In the copy, keep every record exact and leave out all images.

--- start RECORDS FOR PROCESSING ---

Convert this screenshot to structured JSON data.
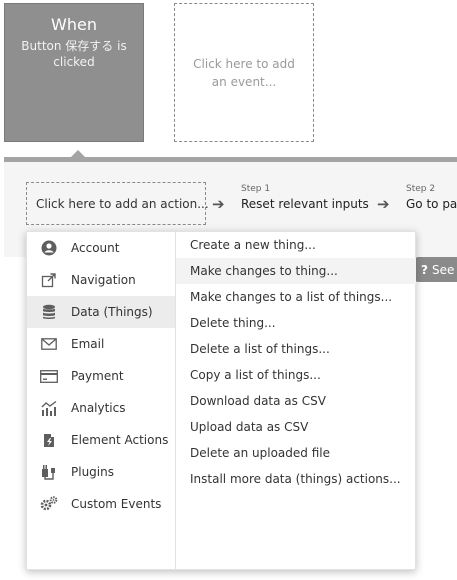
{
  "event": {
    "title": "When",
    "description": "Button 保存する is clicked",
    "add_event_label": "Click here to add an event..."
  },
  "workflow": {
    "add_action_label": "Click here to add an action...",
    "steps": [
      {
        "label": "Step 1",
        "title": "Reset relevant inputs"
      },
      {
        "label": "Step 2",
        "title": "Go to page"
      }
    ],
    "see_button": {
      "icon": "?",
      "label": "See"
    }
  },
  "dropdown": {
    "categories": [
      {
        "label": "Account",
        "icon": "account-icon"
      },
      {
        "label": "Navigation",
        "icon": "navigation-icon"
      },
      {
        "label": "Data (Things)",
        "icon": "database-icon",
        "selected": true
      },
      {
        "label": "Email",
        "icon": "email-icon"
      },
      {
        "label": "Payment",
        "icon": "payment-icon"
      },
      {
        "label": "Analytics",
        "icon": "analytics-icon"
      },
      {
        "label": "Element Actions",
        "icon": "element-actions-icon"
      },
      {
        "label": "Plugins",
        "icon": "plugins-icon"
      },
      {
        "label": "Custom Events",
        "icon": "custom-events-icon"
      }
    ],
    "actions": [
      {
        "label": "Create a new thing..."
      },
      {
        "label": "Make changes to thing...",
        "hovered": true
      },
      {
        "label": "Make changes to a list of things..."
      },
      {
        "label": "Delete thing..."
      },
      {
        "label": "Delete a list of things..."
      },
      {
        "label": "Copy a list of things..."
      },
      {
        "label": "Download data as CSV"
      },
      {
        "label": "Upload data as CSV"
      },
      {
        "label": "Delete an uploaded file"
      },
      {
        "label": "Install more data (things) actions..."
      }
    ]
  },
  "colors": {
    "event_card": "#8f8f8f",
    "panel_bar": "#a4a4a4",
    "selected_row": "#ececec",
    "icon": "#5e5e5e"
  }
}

--- end RECORDS FOR PROCESSING ---

◆ TASK ANSWER ◆
Convert this screenshot to structured JSON data.
{
  "event": {
    "title": "When",
    "description": "Button 保存する is clicked",
    "add_event_label": "Click here to add an event..."
  },
  "workflow": {
    "add_action_label": "Click here to add an action...",
    "steps": [
      {
        "label": "Step 1",
        "title": "Reset relevant inputs"
      },
      {
        "label": "Step 2",
        "title": "Go to page"
      }
    ],
    "see_button": {
      "icon": "?",
      "label": "See"
    }
  },
  "dropdown": {
    "categories": [
      {
        "label": "Account",
        "icon": "account-icon"
      },
      {
        "label": "Navigation",
        "icon": "navigation-icon"
      },
      {
        "label": "Data (Things)",
        "icon": "database-icon",
        "selected": true
      },
      {
        "label": "Email",
        "icon": "email-icon"
      },
      {
        "label": "Payment",
        "icon": "payment-icon"
      },
      {
        "label": "Analytics",
        "icon": "analytics-icon"
      },
      {
        "label": "Element Actions",
        "icon": "element-actions-icon"
      },
      {
        "label": "Plugins",
        "icon": "plugins-icon"
      },
      {
        "label": "Custom Events",
        "icon": "custom-events-icon"
      }
    ],
    "actions": [
      {
        "label": "Create a new thing..."
      },
      {
        "label": "Make changes to thing...",
        "hovered": true
      },
      {
        "label": "Make changes to a list of things..."
      },
      {
        "label": "Delete thing..."
      },
      {
        "label": "Delete a list of things..."
      },
      {
        "label": "Copy a list of things..."
      },
      {
        "label": "Download data as CSV"
      },
      {
        "label": "Upload data as CSV"
      },
      {
        "label": "Delete an uploaded file"
      },
      {
        "label": "Install more data (things) actions..."
      }
    ]
  },
  "colors": {
    "event_card": "#8f8f8f",
    "panel_bar": "#a4a4a4",
    "selected_row": "#ececec",
    "icon": "#5e5e5e"
  }
}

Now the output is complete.